>> start Dataset excerpts

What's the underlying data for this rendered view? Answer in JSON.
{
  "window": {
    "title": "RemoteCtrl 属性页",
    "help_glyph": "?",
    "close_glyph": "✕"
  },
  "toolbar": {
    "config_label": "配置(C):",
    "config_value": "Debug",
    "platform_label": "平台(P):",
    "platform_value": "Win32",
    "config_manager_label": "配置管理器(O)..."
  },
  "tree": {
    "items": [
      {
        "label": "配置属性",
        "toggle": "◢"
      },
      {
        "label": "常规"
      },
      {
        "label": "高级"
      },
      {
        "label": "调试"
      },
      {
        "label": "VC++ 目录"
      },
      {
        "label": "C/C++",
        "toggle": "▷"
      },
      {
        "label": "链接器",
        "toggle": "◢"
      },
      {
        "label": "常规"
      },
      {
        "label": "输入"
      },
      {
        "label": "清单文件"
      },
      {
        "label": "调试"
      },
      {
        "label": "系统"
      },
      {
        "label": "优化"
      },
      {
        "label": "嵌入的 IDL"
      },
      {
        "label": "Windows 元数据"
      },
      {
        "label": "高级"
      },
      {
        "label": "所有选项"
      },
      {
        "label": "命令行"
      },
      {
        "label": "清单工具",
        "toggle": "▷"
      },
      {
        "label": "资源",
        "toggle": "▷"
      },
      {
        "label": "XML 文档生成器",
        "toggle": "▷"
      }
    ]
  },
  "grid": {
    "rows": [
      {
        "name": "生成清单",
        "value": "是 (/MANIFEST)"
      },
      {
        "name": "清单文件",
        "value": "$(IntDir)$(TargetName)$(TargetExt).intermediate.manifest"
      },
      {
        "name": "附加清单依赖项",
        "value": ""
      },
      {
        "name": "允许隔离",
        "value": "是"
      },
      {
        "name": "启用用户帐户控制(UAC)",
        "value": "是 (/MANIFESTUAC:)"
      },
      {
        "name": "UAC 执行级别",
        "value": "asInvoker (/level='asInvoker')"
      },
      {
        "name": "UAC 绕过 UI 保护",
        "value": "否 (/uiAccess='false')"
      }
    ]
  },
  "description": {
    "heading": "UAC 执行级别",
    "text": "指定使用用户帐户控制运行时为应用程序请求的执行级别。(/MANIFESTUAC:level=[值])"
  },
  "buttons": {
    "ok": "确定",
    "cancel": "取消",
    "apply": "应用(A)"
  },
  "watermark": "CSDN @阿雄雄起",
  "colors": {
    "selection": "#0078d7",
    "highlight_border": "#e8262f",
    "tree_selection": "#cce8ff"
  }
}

>> end Dataset excerpts

→ Goal
Print the material once more, exactly.

→ Output of the task
What's the underlying data for this rendered view? Answer in JSON.
{
  "window": {
    "title": "RemoteCtrl 属性页",
    "help_glyph": "?",
    "close_glyph": "✕"
  },
  "toolbar": {
    "config_label": "配置(C):",
    "config_value": "Debug",
    "platform_label": "平台(P):",
    "platform_value": "Win32",
    "config_manager_label": "配置管理器(O)..."
  },
  "tree": {
    "items": [
      {
        "label": "配置属性",
        "toggle": "◢"
      },
      {
        "label": "常规"
      },
      {
        "label": "高级"
      },
      {
        "label": "调试"
      },
      {
        "label": "VC++ 目录"
      },
      {
        "label": "C/C++",
        "toggle": "▷"
      },
      {
        "label": "链接器",
        "toggle": "◢"
      },
      {
        "label": "常规"
      },
      {
        "label": "输入"
      },
      {
        "label": "清单文件"
      },
      {
        "label": "调试"
      },
      {
        "label": "系统"
      },
      {
        "label": "优化"
      },
      {
        "label": "嵌入的 IDL"
      },
      {
        "label": "Windows 元数据"
      },
      {
        "label": "高级"
      },
      {
        "label": "所有选项"
      },
      {
        "label": "命令行"
      },
      {
        "label": "清单工具",
        "toggle": "▷"
      },
      {
        "label": "资源",
        "toggle": "▷"
      },
      {
        "label": "XML 文档生成器",
        "toggle": "▷"
      }
    ]
  },
  "grid": {
    "rows": [
      {
        "name": "生成清单",
        "value": "是 (/MANIFEST)"
      },
      {
        "name": "清单文件",
        "value": "$(IntDir)$(TargetName)$(TargetExt).intermediate.manifest"
      },
      {
        "name": "附加清单依赖项",
        "value": ""
      },
      {
        "name": "允许隔离",
        "value": "是"
      },
      {
        "name": "启用用户帐户控制(UAC)",
        "value": "是 (/MANIFESTUAC:)"
      },
      {
        "name": "UAC 执行级别",
        "value": "asInvoker (/level='asInvoker')"
      },
      {
        "name": "UAC 绕过 UI 保护",
        "value": "否 (/uiAccess='false')"
      }
    ]
  },
  "description": {
    "heading": "UAC 执行级别",
    "text": "指定使用用户帐户控制运行时为应用程序请求的执行级别。(/MANIFESTUAC:level=[值])"
  },
  "buttons": {
    "ok": "确定",
    "cancel": "取消",
    "apply": "应用(A)"
  },
  "watermark": "CSDN @阿雄雄起",
  "colors": {
    "selection": "#0078d7",
    "highlight_border": "#e8262f",
    "tree_selection": "#cce8ff"
  }
}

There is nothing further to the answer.